Problem to solve: Scan the lines below for the string "content" and copy every one that has it.

Provided material:
[START]

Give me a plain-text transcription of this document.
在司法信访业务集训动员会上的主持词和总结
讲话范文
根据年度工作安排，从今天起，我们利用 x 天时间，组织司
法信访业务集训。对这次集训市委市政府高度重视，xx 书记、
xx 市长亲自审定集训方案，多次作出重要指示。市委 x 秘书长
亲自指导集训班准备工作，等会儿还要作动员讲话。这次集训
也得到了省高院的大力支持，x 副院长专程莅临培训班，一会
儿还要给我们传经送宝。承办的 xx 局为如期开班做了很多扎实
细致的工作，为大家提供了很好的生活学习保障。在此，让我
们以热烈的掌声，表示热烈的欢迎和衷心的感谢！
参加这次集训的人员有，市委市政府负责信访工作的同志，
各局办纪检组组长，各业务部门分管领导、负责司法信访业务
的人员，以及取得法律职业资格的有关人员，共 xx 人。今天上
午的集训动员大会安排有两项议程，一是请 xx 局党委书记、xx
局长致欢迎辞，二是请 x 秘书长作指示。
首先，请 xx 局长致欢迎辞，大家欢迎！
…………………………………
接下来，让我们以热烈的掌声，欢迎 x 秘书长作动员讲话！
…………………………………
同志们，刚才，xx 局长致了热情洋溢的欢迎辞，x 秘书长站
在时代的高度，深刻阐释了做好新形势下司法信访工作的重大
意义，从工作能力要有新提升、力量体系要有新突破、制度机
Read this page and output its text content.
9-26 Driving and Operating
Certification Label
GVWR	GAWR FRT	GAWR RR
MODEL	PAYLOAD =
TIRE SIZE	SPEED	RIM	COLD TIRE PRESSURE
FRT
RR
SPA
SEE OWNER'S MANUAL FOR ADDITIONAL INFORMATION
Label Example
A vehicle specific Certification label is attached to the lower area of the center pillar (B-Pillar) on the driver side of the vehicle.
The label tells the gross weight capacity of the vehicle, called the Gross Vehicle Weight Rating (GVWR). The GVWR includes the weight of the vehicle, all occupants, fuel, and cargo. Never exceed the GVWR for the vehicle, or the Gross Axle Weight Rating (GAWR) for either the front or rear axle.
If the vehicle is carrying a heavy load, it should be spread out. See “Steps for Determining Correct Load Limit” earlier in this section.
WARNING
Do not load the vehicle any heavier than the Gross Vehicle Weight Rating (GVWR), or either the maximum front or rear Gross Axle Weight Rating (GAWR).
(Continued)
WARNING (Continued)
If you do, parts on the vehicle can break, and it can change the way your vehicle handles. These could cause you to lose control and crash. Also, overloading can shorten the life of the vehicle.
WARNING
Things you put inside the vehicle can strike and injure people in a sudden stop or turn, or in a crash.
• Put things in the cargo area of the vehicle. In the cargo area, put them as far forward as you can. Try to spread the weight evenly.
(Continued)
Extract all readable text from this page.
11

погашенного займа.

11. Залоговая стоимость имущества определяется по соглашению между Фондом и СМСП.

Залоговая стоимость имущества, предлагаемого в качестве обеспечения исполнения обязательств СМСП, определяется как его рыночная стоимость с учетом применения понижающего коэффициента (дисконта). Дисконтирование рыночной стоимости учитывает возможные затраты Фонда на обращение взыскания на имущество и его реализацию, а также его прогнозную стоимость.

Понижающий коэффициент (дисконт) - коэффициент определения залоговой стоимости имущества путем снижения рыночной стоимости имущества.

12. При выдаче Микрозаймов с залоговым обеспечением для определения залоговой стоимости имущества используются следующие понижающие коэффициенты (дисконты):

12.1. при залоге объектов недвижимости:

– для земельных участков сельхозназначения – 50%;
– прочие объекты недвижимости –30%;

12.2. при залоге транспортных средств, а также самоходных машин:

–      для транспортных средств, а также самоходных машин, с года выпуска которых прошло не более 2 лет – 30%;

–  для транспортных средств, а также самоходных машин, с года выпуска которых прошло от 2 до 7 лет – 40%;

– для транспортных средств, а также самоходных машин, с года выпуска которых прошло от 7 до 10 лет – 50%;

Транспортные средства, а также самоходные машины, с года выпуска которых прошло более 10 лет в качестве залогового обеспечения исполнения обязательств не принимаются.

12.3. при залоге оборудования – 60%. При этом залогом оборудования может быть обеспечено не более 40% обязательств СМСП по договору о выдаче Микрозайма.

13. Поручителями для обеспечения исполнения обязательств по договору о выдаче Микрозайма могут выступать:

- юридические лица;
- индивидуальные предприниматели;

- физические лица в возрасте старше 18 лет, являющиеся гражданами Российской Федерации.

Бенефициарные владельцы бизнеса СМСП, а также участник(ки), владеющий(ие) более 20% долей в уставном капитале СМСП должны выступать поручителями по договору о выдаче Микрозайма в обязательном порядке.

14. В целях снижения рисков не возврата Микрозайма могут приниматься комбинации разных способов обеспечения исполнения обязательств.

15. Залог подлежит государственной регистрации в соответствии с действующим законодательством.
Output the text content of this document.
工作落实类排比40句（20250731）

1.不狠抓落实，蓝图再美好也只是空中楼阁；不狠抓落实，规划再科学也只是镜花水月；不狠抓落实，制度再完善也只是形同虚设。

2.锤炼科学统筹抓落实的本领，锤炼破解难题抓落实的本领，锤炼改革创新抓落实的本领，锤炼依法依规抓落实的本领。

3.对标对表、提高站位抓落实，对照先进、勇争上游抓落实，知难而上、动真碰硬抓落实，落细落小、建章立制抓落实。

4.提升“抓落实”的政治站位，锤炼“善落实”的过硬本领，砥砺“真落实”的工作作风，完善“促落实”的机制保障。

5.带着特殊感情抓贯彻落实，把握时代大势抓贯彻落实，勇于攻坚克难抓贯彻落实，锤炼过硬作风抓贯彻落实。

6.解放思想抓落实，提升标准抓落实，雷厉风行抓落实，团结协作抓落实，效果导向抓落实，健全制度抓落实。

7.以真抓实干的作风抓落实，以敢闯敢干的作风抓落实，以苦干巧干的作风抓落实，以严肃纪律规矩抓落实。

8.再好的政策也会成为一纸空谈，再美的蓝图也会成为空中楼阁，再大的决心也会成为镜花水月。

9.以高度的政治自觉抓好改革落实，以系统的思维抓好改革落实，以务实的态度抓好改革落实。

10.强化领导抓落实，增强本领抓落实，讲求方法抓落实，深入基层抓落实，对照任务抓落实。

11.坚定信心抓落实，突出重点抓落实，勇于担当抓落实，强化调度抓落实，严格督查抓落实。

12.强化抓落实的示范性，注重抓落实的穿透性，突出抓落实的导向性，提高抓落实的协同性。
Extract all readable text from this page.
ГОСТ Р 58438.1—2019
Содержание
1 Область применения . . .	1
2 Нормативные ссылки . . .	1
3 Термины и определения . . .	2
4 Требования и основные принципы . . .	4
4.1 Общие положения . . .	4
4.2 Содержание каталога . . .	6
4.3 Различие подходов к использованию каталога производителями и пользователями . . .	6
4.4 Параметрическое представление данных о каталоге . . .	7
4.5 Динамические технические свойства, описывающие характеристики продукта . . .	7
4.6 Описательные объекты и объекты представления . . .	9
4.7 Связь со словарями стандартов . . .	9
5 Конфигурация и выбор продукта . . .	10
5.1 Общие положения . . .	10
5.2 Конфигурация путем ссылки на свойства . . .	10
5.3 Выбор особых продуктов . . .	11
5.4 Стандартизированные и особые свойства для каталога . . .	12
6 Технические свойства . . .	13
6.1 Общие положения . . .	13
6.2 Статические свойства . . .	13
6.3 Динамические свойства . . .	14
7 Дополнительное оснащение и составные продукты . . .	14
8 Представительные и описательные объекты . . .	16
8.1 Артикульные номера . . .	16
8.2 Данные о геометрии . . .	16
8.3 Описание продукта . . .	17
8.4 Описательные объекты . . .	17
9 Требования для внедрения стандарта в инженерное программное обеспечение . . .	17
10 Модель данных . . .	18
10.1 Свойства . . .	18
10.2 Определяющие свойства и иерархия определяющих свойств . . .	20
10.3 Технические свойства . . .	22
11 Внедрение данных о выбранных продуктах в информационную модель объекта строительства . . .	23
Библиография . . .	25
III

[END]

Response to this task:
Read this page and output its text content.
Output the text content of this document.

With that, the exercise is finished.